**** Task data ****
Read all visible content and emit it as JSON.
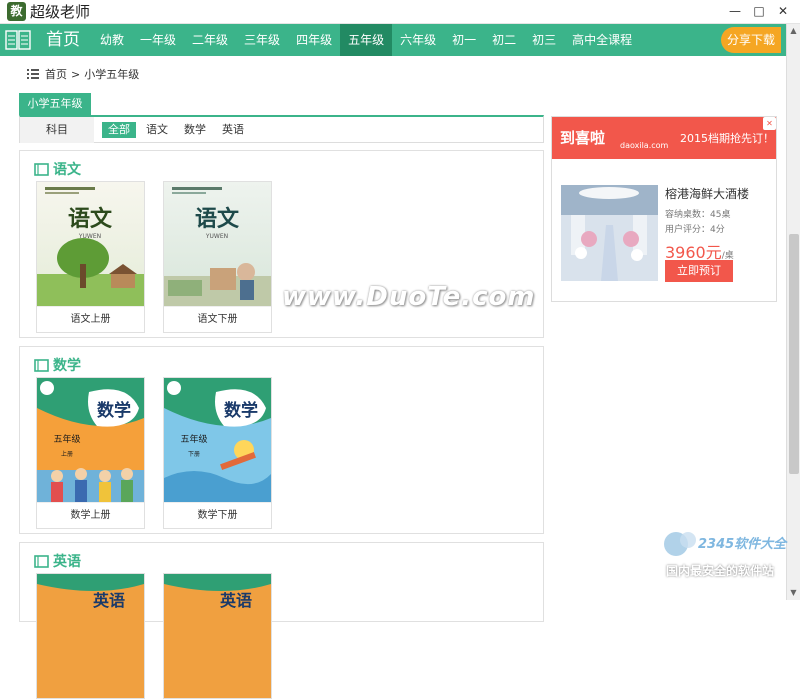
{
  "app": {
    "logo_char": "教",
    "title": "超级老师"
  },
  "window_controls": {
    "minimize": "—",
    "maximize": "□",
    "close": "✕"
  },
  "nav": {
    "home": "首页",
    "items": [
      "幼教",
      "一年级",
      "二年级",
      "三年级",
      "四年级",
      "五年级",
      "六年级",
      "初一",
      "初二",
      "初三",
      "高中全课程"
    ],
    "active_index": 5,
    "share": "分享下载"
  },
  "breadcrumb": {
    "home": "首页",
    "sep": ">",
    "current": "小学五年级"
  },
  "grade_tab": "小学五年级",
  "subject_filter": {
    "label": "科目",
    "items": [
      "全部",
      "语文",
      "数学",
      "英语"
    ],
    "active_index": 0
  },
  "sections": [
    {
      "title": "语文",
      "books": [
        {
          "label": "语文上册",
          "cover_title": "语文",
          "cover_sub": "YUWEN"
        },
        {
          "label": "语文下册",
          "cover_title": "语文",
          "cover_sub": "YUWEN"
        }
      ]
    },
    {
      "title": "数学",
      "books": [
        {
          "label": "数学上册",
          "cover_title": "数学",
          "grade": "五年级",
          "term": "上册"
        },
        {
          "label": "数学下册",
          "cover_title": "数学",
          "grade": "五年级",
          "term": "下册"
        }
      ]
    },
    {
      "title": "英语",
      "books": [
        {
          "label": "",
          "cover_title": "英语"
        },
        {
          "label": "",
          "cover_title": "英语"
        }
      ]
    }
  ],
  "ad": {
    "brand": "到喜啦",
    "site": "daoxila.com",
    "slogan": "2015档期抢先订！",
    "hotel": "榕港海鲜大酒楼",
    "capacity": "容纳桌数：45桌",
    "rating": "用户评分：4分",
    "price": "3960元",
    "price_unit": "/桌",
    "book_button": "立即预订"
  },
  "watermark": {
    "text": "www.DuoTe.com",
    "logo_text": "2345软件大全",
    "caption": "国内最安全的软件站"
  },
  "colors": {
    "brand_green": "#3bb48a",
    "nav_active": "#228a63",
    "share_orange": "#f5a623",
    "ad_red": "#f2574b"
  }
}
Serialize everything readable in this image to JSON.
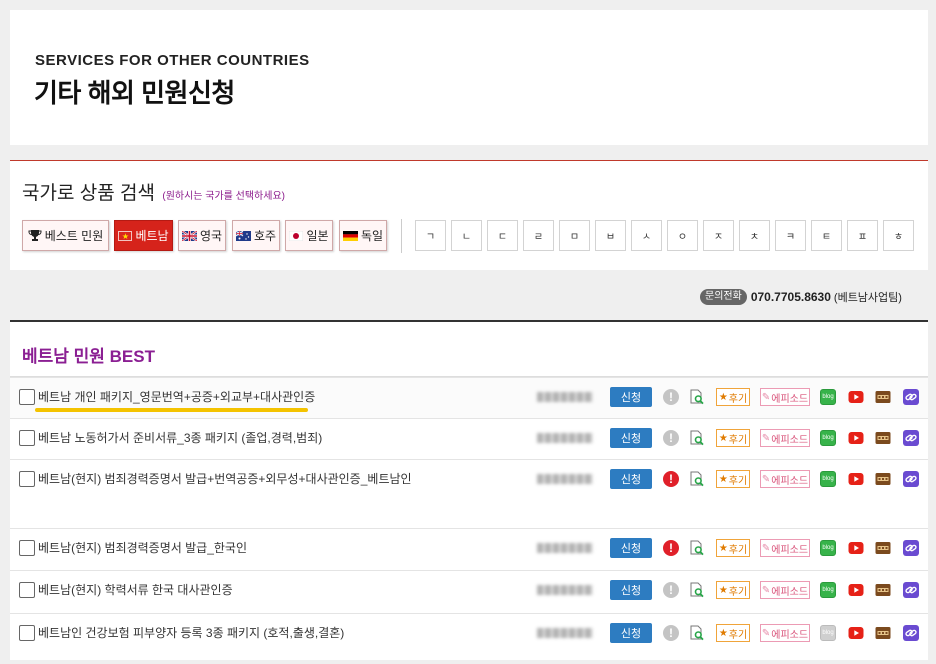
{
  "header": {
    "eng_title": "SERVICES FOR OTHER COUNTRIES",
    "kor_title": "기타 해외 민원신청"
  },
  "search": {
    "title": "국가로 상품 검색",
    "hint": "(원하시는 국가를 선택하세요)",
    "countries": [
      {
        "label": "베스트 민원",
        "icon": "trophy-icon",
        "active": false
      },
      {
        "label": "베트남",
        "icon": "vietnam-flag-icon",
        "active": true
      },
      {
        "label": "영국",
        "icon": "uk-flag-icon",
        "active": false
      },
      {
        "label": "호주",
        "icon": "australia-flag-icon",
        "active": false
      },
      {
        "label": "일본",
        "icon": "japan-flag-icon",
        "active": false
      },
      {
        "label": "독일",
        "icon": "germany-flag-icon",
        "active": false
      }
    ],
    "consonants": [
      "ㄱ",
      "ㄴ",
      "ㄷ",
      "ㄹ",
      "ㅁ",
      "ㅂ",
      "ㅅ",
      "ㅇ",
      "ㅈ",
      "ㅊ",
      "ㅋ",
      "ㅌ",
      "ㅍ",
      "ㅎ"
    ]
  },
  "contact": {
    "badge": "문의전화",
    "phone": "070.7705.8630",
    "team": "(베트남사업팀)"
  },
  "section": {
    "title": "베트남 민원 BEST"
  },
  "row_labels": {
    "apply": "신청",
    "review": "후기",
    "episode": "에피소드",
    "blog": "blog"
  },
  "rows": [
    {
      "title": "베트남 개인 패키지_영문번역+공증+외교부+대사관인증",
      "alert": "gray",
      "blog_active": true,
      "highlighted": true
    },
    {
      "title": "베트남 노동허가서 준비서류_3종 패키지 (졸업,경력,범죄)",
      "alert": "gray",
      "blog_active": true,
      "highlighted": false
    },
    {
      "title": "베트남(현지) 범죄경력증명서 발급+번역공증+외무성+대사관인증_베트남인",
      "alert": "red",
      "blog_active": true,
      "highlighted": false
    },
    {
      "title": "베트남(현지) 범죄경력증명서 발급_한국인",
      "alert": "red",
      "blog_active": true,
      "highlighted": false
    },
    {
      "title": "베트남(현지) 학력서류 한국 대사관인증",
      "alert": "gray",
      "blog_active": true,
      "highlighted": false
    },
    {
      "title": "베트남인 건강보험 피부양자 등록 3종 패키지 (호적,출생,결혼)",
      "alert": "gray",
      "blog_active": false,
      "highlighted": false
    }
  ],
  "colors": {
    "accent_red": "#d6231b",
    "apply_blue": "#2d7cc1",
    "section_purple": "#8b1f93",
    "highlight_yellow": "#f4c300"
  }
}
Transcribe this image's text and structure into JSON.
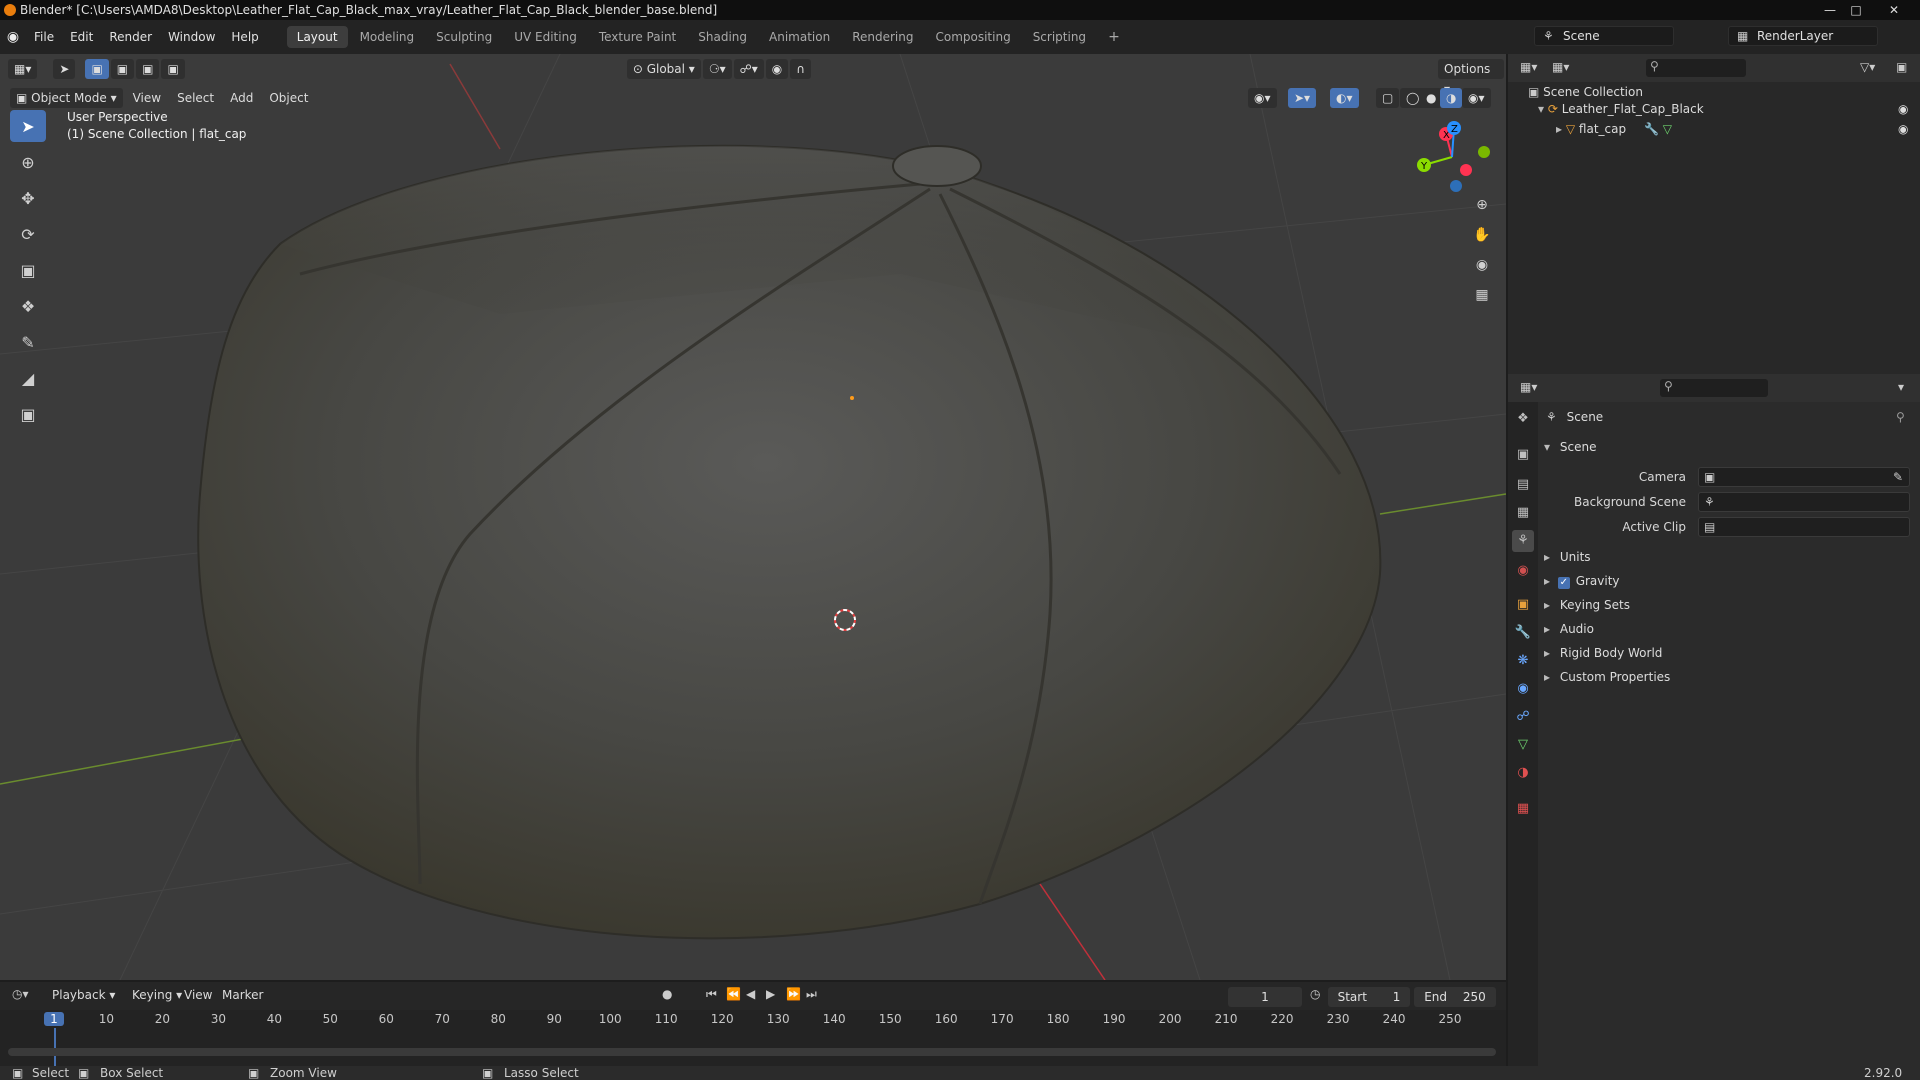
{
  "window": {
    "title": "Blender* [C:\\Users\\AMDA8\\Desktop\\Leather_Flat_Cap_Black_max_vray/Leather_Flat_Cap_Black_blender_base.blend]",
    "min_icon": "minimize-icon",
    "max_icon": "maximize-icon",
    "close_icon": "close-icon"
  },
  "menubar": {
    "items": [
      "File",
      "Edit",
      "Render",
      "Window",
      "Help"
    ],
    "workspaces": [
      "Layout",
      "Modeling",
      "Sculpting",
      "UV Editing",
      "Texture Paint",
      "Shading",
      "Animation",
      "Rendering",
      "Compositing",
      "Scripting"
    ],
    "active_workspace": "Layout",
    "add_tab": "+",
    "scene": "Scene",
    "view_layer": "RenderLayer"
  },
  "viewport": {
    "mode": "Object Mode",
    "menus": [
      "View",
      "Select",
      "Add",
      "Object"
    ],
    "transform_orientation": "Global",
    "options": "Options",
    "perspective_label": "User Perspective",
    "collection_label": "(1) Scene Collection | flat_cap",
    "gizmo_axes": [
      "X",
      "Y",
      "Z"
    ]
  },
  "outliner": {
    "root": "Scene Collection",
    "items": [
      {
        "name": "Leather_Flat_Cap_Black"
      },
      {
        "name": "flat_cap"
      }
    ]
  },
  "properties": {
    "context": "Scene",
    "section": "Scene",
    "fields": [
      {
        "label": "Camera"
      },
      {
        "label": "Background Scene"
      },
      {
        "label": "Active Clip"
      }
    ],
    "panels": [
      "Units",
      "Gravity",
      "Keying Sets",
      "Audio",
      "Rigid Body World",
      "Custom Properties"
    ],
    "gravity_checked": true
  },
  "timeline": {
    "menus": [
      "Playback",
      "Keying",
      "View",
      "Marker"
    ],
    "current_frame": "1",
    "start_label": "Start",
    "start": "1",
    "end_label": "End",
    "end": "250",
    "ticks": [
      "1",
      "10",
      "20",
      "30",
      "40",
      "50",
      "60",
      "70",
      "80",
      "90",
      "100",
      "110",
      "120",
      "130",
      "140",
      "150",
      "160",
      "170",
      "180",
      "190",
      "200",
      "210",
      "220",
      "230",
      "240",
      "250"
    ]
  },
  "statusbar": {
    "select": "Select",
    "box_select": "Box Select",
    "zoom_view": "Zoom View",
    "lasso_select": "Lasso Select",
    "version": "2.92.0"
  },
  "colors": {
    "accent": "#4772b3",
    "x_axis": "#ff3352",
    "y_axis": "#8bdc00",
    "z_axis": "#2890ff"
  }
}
****
Output the records above exactly; leave out the pictures.

Completed task:
Read all visible content and emit it as JSON.
{
  "app": {
    "logo_char": "教",
    "title": "超级老师"
  },
  "window_controls": {
    "minimize": "—",
    "maximize": "□",
    "close": "✕"
  },
  "nav": {
    "home": "首页",
    "items": [
      "幼教",
      "一年级",
      "二年级",
      "三年级",
      "四年级",
      "五年级",
      "六年级",
      "初一",
      "初二",
      "初三",
      "高中全课程"
    ],
    "active_index": 5,
    "share": "分享下载"
  },
  "breadcrumb": {
    "home": "首页",
    "sep": ">",
    "current": "小学五年级"
  },
  "grade_tab": "小学五年级",
  "subject_filter": {
    "label": "科目",
    "items": [
      "全部",
      "语文",
      "数学",
      "英语"
    ],
    "active_index": 0
  },
  "sections": [
    {
      "title": "语文",
      "books": [
        {
          "label": "语文上册",
          "cover_title": "语文",
          "cover_sub": "YUWEN"
        },
        {
          "label": "语文下册",
          "cover_title": "语文",
          "cover_sub": "YUWEN"
        }
      ]
    },
    {
      "title": "数学",
      "books": [
        {
          "label": "数学上册",
          "cover_title": "数学",
          "grade": "五年级",
          "term": "上册"
        },
        {
          "label": "数学下册",
          "cover_title": "数学",
          "grade": "五年级",
          "term": "下册"
        }
      ]
    },
    {
      "title": "英语",
      "books": [
        {
          "label": "",
          "cover_title": "英语"
        },
        {
          "label": "",
          "cover_title": "英语"
        }
      ]
    }
  ],
  "ad": {
    "brand": "到喜啦",
    "site": "daoxila.com",
    "slogan": "2015档期抢先订！",
    "hotel": "榕港海鲜大酒楼",
    "capacity": "容纳桌数：45桌",
    "rating": "用户评分：4分",
    "price": "3960元",
    "price_unit": "/桌",
    "book_button": "立即预订"
  },
  "watermark": {
    "text": "www.DuoTe.com",
    "logo_text": "2345软件大全",
    "caption": "国内最安全的软件站"
  },
  "colors": {
    "brand_green": "#3bb48a",
    "nav_active": "#228a63",
    "share_orange": "#f5a623",
    "ad_red": "#f2574b"
  }
}
Serialize everything readable in this image to JSON.
{
  "header": {
    "eng_title": "SERVICES FOR OTHER COUNTRIES",
    "kor_title": "기타 해외 민원신청"
  },
  "search": {
    "title": "국가로 상품 검색",
    "hint": "(원하시는 국가를 선택하세요)",
    "countries": [
      {
        "label": "베스트 민원",
        "icon": "trophy-icon",
        "active": false
      },
      {
        "label": "베트남",
        "icon": "vietnam-flag-icon",
        "active": true
      },
      {
        "label": "영국",
        "icon": "uk-flag-icon",
        "active": false
      },
      {
        "label": "호주",
        "icon": "australia-flag-icon",
        "active": false
      },
      {
        "label": "일본",
        "icon": "japan-flag-icon",
        "active": false
      },
      {
        "label": "독일",
        "icon": "germany-flag-icon",
        "active": false
      }
    ],
    "consonants": [
      "ㄱ",
      "ㄴ",
      "ㄷ",
      "ㄹ",
      "ㅁ",
      "ㅂ",
      "ㅅ",
      "ㅇ",
      "ㅈ",
      "ㅊ",
      "ㅋ",
      "ㅌ",
      "ㅍ",
      "ㅎ"
    ]
  },
  "contact": {
    "badge": "문의전화",
    "phone": "070.7705.8630",
    "team": "(베트남사업팀)"
  },
  "section": {
    "title": "베트남 민원 BEST"
  },
  "row_labels": {
    "apply": "신청",
    "review": "후기",
    "episode": "에피소드",
    "blog": "blog"
  },
  "rows": [
    {
      "title": "베트남 개인 패키지_영문번역+공증+외교부+대사관인증",
      "alert": "gray",
      "blog_active": true,
      "highlighted": true
    },
    {
      "title": "베트남 노동허가서 준비서류_3종 패키지 (졸업,경력,범죄)",
      "alert": "gray",
      "blog_active": true,
      "highlighted": false
    },
    {
      "title": "베트남(현지) 범죄경력증명서 발급+번역공증+외무성+대사관인증_베트남인",
      "alert": "red",
      "blog_active": true,
      "highlighted": false
    },
    {
      "title": "베트남(현지) 범죄경력증명서 발급_한국인",
      "alert": "red",
      "blog_active": true,
      "highlighted": false
    },
    {
      "title": "베트남(현지) 학력서류 한국 대사관인증",
      "alert": "gray",
      "blog_active": true,
      "highlighted": false
    },
    {
      "title": "베트남인 건강보험 피부양자 등록 3종 패키지 (호적,출생,결혼)",
      "alert": "gray",
      "blog_active": false,
      "highlighted": false
    }
  ],
  "colors": {
    "accent_red": "#d6231b",
    "apply_blue": "#2d7cc1",
    "section_purple": "#8b1f93",
    "highlight_yellow": "#f4c300"
  }
}
Transcribe this image's text and structure into JSON.
{
  "window": {
    "title": "Blender* [C:\\Users\\AMDA8\\Desktop\\Leather_Flat_Cap_Black_max_vray/Leather_Flat_Cap_Black_blender_base.blend]",
    "min_icon": "minimize-icon",
    "max_icon": "maximize-icon",
    "close_icon": "close-icon"
  },
  "menubar": {
    "items": [
      "File",
      "Edit",
      "Render",
      "Window",
      "Help"
    ],
    "workspaces": [
      "Layout",
      "Modeling",
      "Sculpting",
      "UV Editing",
      "Texture Paint",
      "Shading",
      "Animation",
      "Rendering",
      "Compositing",
      "Scripting"
    ],
    "active_workspace": "Layout",
    "add_tab": "+",
    "scene": "Scene",
    "view_layer": "RenderLayer"
  },
  "viewport": {
    "mode": "Object Mode",
    "menus": [
      "View",
      "Select",
      "Add",
      "Object"
    ],
    "transform_orientation": "Global",
    "options": "Options",
    "perspective_label": "User Perspective",
    "collection_label": "(1) Scene Collection | flat_cap",
    "gizmo_axes": [
      "X",
      "Y",
      "Z"
    ]
  },
  "outliner": {
    "root": "Scene Collection",
    "items": [
      {
        "name": "Leather_Flat_Cap_Black"
      },
      {
        "name": "flat_cap"
      }
    ]
  },
  "properties": {
    "context": "Scene",
    "section": "Scene",
    "fields": [
      {
        "label": "Camera"
      },
      {
        "label": "Background Scene"
      },
      {
        "label": "Active Clip"
      }
    ],
    "panels": [
      "Units",
      "Gravity",
      "Keying Sets",
      "Audio",
      "Rigid Body World",
      "Custom Properties"
    ],
    "gravity_checked": true
  },
  "timeline": {
    "menus": [
      "Playback",
      "Keying",
      "View",
      "Marker"
    ],
    "current_frame": "1",
    "start_label": "Start",
    "start": "1",
    "end_label": "End",
    "end": "250",
    "ticks": [
      "1",
      "10",
      "20",
      "30",
      "40",
      "50",
      "60",
      "70",
      "80",
      "90",
      "100",
      "110",
      "120",
      "130",
      "140",
      "150",
      "160",
      "170",
      "180",
      "190",
      "200",
      "210",
      "220",
      "230",
      "240",
      "250"
    ]
  },
  "statusbar": {
    "select": "Select",
    "box_select": "Box Select",
    "zoom_view": "Zoom View",
    "lasso_select": "Lasso Select",
    "version": "2.92.0"
  },
  "colors": {
    "accent": "#4772b3",
    "x_axis": "#ff3352",
    "y_axis": "#8bdc00",
    "z_axis": "#2890ff"
  }
}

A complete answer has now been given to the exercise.